[START]

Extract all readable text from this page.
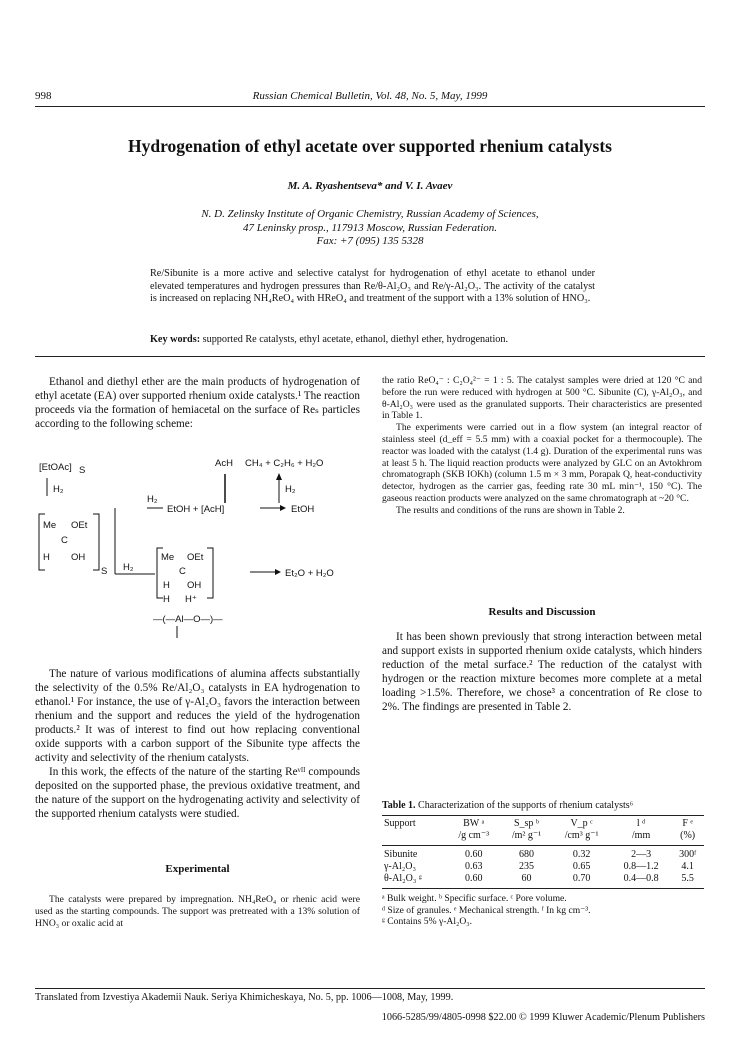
998	Russian Chemical Bulletin, Vol. 48, No. 5, May, 1999
Hydrogenation of ethyl acetate over supported rhenium catalysts
M. A. Ryashentseva* and V. I. Avaev
N. D. Zelinsky Institute of Organic Chemistry, Russian Academy of Sciences,
47 Leninsky prosp., 117913 Moscow, Russian Federation.
Fax: +7 (095) 135 5328
Re/Sibunite is a more active and selective catalyst for hydrogenation of ethyl acetate to ethanol under elevated temperatures and hydrogen pressures than Re/θ-Al₂O₃ and Re/γ-Al₂O₃. The activity of the catalyst is increased on replacing NH₄ReO₄ with HReO₄ and treatment of the support with a 13% solution of HNO₃.
Key words: supported Re catalysts, ethyl acetate, ethanol, diethyl ether, hydrogenation.

Ethanol and diethyl ether are the main products of hydrogenation of ethyl acetate (EA) over supported rhenium oxide catalysts.¹ The reaction proceeds via the formation of hemiacetal on the surface of Reₛ particles according to the following scheme:

[EtOAc] S
H₂
AcH CH₄ + C₂H₆ + H₂O
H₂
EtOH + [AcH]
H₂
EtOH
Me OEt
C
H OH
S H₂
Me OEt
C
H OH
Et₂O + H₂O
H H⁺
—(—Al—O—)—

The nature of various modifications of alumina affects substantially the selectivity of the 0.5% Re/Al₂O₃ catalysts in EA hydrogenation to ethanol.¹ For instance, the use of γ-Al₂O₃ favors the interaction between rhenium and the support and reduces the yield of the hydrogenation products.² It was of interest to find out how replacing conventional oxide supports with a carbon support of the Sibunite type affects the activity and selectivity of the rhenium catalysts.

In this work, the effects of the nature of the starting Reᵛᴵᴵ compounds deposited on the supported phase, the previous oxidative treatment, and the nature of the support on the hydrogenating activity and selectivity of the supported rhenium catalysts were studied.

Experimental

The catalysts were prepared by impregnation. NH₄ReO₄ or rhenic acid were used as the starting compounds. The support was pretreated with a 13% solution of HNO₃ or oxalic acid at

the ratio ReO₄⁻ : C₂O₄²⁻ = 1 : 5. The catalyst samples were dried at 120 °C and before the run were reduced with hydrogen at 500 °C. Sibunite (C), γ-Al₂O₃, and θ-Al₂O₃ were used as the granulated supports. Their characteristics are presented in Table 1.

The experiments were carried out in a flow system (an integral reactor of stainless steel (d_eff = 5.5 mm) with a coaxial pocket for a thermocouple). The reactor was loaded with the catalyst (1.4 g). Duration of the experimental runs was at least 5 h. The liquid reaction products were analyzed by GLC on an Avtokhrom chromatograph (SKB IOKh) (column 1.5 m × 3 mm, Porapak Q, heat-conductivity detector, hydrogen as the carrier gas, feeding rate 30 mL min⁻¹, 150 °C). The gaseous reaction products were analyzed on the same chromatograph at ~20 °C.

The results and conditions of the runs are shown in Table 2.

Results and Discussion

It has been shown previously that strong interaction between metal and support exists in supported rhenium oxide catalysts, which hinders reduction of the metal surface.² The reduction of the catalyst with hydrogen or the reaction mixture becomes more complete at a metal loading >1.5%. Therefore, we chose³ a concentration of Re close to 2%. The findings are presented in Table 2.

Table 1. Characterization of the supports of rhenium catalysts⁶
Support	BW ᵃ	S_sp ᵇ	V_p ᶜ	l ᵈ	F ᵉ
	/g cm⁻³	/m² g⁻¹	/cm³ g⁻¹	/mm	(%)
Sibunite	0.60	680	0.32	2—3	300ᶠ
γ-Al₂O₃	0.63	235	0.65	0.8—1.2	4.1
θ-Al₂O₃ ᵍ	0.60	60	0.70	0.4—0.8	5.5
ᵃ Bulk weight. ᵇ Specific surface. ᶜ Pore volume.
ᵈ Size of granules. ᵉ Mechanical strength. ᶠ In kg cm⁻³.
ᵍ Contains 5% γ-Al₂O₃.
Translated from Izvestiya Akademii Nauk. Seriya Khimicheskaya, No. 5, pp. 1006—1008, May, 1999.
1066-5285/99/4805-0998 $22.00 © 1999 Kluwer Academic/Plenum Publishers
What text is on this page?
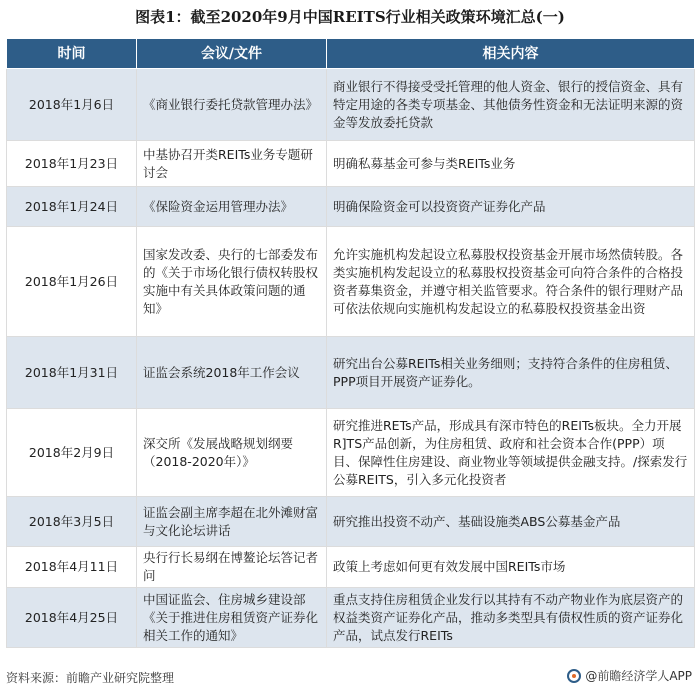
图表1：截至2020年9月中国REITS行业相关政策环境汇总(一)
时间	会议/文件	相关内容
2018年1月6日	《商业银行委托贷款管理办法》	商业银行不得接受受托管理的他人资金、银行的授信资金、具有特定用途的各类专项基金、其他债务性资金和无法证明来源的资金等发放委托贷款
2018年1月23日	中基协召开类REITs业务专题研讨会	明确私募基金可参与类REITs业务
2018年1月24日	《保险资金运用管理办法》	明确保险资金可以投资资产证券化产品
2018年1月26日	国家发改委、央行的七部委发布的《关于市场化银行债权转股权实施中有关具体政策问题的通知》	允许实施机构发起设立私募股权投资基金开展市场然债转股。各类实施机构发起设立的私募股权投资基金可向符合条件的合格投资者募集资金，并遵守相关监管要求。符合条件的银行理财产品可依法依规向实施机构发起设立的私募股权投资基金出资
2018年1月31日	证监会系统2018年工作会议	研究出台公募REITs相关业务细则；支持符合条件的住房租赁、PPP项目开展资产证券化。
2018年2月9日	深交所《发展战略规划纲要（2018-2020年）》	研究推进RETs产品，形成具有深市特色的REITs板块。全力开展R]TS产品创新，为住房租赁、政府和社会资本合作(PPP）项目、保障性住房建设、商业物业等领域提供金融支持。/探索发行公募REITS，引入多元化投资者
2018年3月5日	证监会副主席李超在北外滩财富与文化论坛讲话	研究推出投资不动产、基础设施类ABS公募基金产品
2018年4月11日	央行行长易纲在博鳌论坛答记者问	政策上考虑如何更有效发展中国REITs市场
2018年4月25日	中国证监会、住房城乡建设部《关于推进住房租赁资产证券化相关工作的通知》	重点支持住房租赁企业发行以其持有不动产物业作为底层资产的权益类资产证券化产品，推动多类型具有债权性质的资产证券化产品，试点发行REITs
资料来源：前瞻产业研究院整理	@前瞻经济学人APP
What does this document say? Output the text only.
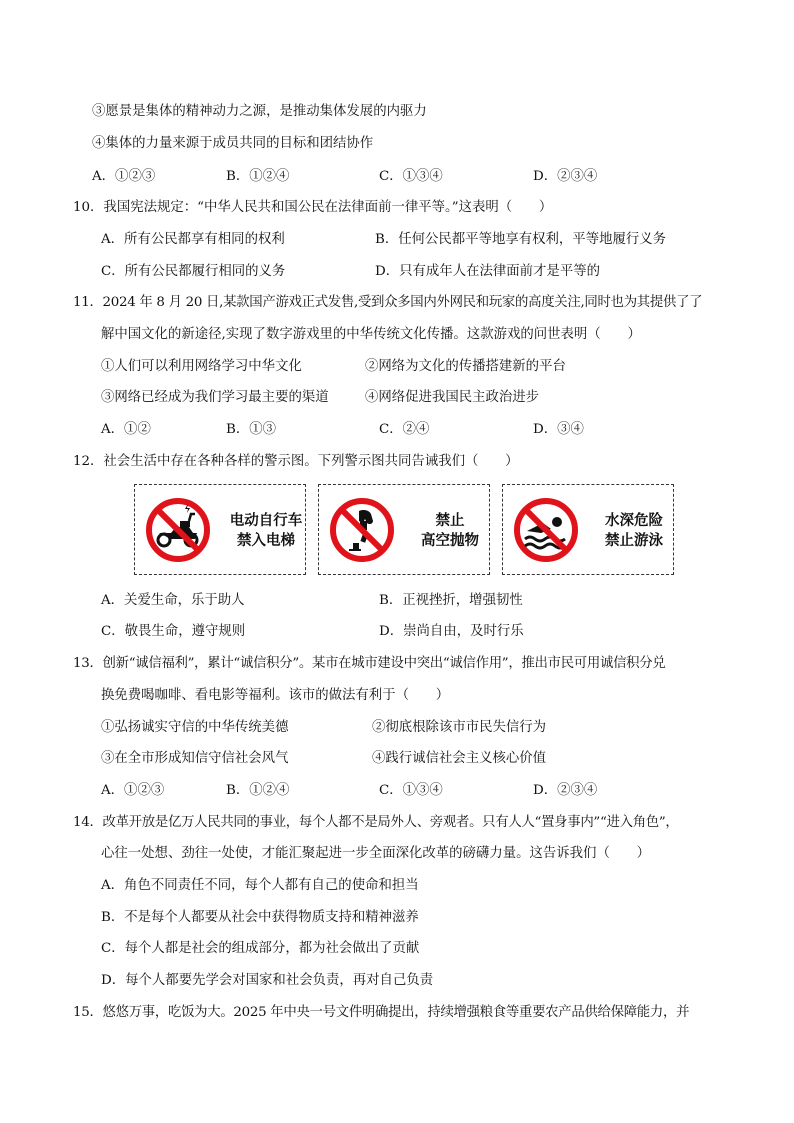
③愿景是集体的精神动力之源，是推动集体发展的内驱力
④集体的力量来源于成员共同的目标和团结协作
A．①②③	B．①②④	C．①③④	D．②③④
10．我国宪法规定：“中华人民共和国公民在法律面前一律平等。”这表明（　　）
A．所有公民都享有相同的权利	B．任何公民都平等地享有权利，平等地履行义务
C．所有公民都履行相同的义务	D．只有成年人在法律面前才是平等的
11．2024 年 8 月 20 日,某款国产游戏正式发售,受到众多国内外网民和玩家的高度关注,同时也为其提供了了
解中国文化的新途径,实现了数字游戏里的中华传统文化传播。这款游戏的问世表明（　　）
①人们可以利用网络学习中华文化	②网络为文化的传播搭建新的平台
③网络已经成为我们学习最主要的渠道	④网络促进我国民主政治进步
A．①②	B．①③	C．②④	D．③④
12．社会生活中存在各种各样的警示图。下列警示图共同告诫我们（　　）
电动自行车
禁入电梯
禁止
高空抛物
水深危险
禁止游泳
A．关爱生命，乐于助人	B．正视挫折，增强韧性
C．敬畏生命，遵守规则	D．崇尚自由，及时行乐
13．创新“诚信福利”，累计“诚信积分”。某市在城市建设中突出“诚信作用”，推出市民可用诚信积分兑
换免费喝咖啡、看电影等福利。该市的做法有利于（　　）
①弘扬诚实守信的中华传统美德	②彻底根除该市市民失信行为
③在全市形成知信守信社会风气	④践行诚信社会主义核心价值
A．①②③	B．①②④	C．①③④	D．②③④
14．改革开放是亿万人民共同的事业，每个人都不是局外人、旁观者。只有人人“置身事内”“进入角色”，
心往一处想、劲往一处使，才能汇聚起进一步全面深化改革的磅礴力量。这告诉我们（　　）
A．角色不同责任不同，每个人都有自己的使命和担当
B．不是每个人都要从社会中获得物质支持和精神滋养
C．每个人都是社会的组成部分，都为社会做出了贡献
D．每个人都要先学会对国家和社会负责，再对自己负责
15．悠悠万事，吃饭为大。2025 年中央一号文件明确提出，持续增强粮食等重要农产品供给保障能力，并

[END]

» **Objective**
State how many lines above contain the string "page", with no other words.

» **Reply**
2